▶ _Exercise details_
Gather all lines with the word "reversed" in them.

-- START OF Data excerpts --

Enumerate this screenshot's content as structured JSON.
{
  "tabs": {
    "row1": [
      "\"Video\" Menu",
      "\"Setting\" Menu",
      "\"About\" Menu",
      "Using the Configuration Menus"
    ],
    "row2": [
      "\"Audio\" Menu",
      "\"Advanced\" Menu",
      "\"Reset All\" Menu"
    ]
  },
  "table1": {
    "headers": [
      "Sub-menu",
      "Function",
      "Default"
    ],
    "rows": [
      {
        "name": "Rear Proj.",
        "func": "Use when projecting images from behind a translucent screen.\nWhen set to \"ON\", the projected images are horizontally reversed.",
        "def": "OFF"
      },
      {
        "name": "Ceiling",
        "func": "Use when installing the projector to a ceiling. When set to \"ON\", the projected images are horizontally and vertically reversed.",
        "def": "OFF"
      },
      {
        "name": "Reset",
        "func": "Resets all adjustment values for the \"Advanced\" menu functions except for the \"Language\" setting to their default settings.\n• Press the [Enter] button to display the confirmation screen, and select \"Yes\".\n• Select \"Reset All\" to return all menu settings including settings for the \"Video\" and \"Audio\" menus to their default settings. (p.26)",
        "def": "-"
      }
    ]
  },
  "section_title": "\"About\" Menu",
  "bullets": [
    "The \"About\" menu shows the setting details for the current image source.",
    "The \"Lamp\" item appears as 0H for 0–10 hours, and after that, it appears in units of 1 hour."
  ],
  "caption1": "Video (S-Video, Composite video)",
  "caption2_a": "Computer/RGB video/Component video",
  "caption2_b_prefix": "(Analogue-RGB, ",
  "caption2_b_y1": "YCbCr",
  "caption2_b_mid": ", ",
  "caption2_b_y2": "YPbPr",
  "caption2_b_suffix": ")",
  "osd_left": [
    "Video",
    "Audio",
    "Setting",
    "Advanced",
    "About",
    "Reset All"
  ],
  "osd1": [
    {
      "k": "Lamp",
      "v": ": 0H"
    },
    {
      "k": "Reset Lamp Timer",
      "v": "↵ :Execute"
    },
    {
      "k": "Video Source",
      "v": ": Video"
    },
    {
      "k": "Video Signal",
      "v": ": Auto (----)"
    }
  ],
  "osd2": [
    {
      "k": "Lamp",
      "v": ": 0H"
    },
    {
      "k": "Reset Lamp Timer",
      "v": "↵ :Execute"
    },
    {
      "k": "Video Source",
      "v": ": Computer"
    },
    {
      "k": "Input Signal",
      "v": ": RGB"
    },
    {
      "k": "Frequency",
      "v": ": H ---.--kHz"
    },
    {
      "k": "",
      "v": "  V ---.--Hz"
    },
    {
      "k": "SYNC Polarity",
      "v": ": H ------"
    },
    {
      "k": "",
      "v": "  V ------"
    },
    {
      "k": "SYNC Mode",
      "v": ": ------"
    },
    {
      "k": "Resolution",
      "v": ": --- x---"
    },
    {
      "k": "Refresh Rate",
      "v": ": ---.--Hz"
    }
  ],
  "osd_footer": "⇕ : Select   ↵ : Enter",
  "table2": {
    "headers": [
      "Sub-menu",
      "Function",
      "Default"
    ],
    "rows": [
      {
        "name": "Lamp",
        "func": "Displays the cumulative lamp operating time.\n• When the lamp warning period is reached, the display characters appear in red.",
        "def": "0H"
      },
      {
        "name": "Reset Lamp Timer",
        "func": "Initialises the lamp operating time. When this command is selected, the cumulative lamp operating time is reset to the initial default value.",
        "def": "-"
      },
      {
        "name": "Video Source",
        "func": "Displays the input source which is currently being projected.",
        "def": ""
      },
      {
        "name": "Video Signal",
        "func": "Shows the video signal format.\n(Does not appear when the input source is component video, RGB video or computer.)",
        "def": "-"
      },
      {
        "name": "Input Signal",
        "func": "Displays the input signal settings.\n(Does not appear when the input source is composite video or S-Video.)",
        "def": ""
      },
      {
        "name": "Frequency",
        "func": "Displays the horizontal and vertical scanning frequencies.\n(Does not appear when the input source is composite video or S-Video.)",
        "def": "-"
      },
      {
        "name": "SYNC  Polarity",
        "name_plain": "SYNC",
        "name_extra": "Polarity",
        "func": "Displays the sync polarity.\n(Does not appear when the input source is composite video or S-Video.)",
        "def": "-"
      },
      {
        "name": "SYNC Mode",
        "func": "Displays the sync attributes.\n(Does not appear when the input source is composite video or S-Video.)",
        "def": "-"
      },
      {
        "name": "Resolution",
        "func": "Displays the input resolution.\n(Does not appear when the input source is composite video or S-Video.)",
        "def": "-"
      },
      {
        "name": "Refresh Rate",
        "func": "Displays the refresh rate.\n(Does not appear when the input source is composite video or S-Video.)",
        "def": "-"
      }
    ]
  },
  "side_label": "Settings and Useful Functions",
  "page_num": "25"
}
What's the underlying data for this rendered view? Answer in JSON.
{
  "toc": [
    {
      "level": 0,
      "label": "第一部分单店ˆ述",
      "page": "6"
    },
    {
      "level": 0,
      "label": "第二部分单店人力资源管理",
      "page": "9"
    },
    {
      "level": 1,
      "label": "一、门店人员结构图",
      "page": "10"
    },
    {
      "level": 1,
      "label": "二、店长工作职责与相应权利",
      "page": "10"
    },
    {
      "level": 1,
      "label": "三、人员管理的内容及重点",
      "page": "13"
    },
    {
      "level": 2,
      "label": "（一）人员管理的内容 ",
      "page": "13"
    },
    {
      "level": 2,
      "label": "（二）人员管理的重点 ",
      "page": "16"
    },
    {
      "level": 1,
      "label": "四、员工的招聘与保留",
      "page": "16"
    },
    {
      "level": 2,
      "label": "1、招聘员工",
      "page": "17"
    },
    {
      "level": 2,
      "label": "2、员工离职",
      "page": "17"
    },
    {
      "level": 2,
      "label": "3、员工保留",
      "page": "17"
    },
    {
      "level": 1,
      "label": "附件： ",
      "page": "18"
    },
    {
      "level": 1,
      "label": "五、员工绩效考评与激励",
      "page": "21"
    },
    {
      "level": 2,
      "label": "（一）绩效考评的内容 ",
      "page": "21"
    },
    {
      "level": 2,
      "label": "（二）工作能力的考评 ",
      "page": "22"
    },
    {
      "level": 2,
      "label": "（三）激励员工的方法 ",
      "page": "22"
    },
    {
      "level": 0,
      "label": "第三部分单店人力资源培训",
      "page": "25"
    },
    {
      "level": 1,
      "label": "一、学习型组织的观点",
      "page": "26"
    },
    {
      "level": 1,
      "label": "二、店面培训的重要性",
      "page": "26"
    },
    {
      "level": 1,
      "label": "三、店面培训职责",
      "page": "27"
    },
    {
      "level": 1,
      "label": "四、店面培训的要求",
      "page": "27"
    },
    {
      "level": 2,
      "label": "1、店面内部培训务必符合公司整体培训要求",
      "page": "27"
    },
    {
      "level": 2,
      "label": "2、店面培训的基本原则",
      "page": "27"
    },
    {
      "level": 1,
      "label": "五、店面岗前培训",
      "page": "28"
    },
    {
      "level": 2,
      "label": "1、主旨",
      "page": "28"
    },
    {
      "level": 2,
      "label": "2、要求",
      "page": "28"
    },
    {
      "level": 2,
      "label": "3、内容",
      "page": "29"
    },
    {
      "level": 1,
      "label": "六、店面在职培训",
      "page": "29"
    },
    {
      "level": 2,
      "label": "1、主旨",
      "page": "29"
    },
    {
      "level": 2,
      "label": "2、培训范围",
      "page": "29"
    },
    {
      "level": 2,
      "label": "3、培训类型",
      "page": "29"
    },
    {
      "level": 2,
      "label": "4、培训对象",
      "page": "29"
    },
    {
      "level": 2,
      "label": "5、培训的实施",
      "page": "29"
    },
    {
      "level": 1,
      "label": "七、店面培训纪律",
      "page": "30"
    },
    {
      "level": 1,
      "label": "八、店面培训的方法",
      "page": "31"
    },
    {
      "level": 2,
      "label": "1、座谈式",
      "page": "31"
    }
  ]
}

-- END OF Data excerpts --

▶ _Exercise solution_
        "func": "Use when projecting images from behind a translucent screen.\nWhen set to \"ON\", the projected images are horizontally reversed.",
        "func": "Use when installing the projector to a ceiling. When set to \"ON\", the projected images are horizontally and vertically reversed.",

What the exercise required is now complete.